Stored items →
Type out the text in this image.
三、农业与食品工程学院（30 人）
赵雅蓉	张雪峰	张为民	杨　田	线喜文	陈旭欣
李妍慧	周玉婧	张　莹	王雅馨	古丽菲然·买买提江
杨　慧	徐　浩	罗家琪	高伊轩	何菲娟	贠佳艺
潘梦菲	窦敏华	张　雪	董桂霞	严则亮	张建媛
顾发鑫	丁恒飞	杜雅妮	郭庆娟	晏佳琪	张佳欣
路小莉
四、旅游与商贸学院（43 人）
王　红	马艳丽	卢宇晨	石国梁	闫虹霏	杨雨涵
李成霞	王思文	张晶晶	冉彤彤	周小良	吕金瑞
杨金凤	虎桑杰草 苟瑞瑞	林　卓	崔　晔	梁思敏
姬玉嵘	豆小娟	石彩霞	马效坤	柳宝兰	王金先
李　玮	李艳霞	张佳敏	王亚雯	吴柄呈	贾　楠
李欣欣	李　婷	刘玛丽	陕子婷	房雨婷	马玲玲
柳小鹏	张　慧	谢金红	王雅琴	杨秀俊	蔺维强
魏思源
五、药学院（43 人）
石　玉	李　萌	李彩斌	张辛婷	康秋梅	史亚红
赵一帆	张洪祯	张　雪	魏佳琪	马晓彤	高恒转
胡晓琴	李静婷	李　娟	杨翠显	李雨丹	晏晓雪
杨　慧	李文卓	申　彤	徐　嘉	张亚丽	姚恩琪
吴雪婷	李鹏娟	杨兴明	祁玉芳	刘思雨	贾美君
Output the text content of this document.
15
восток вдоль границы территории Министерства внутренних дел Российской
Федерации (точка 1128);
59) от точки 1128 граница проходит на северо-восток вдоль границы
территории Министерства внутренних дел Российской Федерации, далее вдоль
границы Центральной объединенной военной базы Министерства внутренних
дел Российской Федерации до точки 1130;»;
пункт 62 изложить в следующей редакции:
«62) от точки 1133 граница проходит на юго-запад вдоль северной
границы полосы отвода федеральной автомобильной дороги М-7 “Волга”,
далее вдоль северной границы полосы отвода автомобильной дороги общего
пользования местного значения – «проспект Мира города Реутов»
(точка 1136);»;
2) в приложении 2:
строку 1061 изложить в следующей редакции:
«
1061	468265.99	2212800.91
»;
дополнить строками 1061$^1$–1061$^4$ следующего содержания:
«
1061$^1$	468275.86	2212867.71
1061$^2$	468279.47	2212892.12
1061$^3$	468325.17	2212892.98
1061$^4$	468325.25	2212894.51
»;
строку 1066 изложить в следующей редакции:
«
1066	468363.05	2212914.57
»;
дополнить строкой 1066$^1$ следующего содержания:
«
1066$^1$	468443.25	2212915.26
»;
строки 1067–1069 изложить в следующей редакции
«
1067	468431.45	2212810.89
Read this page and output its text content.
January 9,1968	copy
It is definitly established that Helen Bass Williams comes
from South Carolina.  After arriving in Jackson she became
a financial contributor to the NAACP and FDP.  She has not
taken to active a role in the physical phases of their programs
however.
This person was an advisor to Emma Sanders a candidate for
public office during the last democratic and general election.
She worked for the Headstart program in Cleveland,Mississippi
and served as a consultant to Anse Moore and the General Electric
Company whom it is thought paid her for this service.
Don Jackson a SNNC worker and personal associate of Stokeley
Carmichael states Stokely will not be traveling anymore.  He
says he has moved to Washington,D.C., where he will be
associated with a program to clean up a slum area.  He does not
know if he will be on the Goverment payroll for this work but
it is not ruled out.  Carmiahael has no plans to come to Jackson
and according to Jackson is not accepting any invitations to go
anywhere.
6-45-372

Goal of the exercise →
Could you give again exactly the lines from the line containing "Read this page and output its text content." through the final line of the data above, and no others?

Reply to the exercise →
Read this page and output its text content.
January 9,1968	copy
It is definitly established that Helen Bass Williams comes
from South Carolina.  After arriving in Jackson she became
a financial contributor to the NAACP and FDP.  She has not
taken to active a role in the physical phases of their programs
however.
This person was an advisor to Emma Sanders a candidate for
public office during the last democratic and general election.
She worked for the Headstart program in Cleveland,Mississippi
and served as a consultant to Anse Moore and the General Electric
Company whom it is thought paid her for this service.
Don Jackson a SNNC worker and personal associate of Stokeley
Carmichael states Stokely will not be traveling anymore.  He
says he has moved to Washington,D.C., where he will be
associated with a program to clean up a slum area.  He does not
know if he will be on the Goverment payroll for this work but
it is not ruled out.  Carmiahael has no plans to come to Jackson
and according to Jackson is not accepting any invitations to go
anywhere.
6-45-372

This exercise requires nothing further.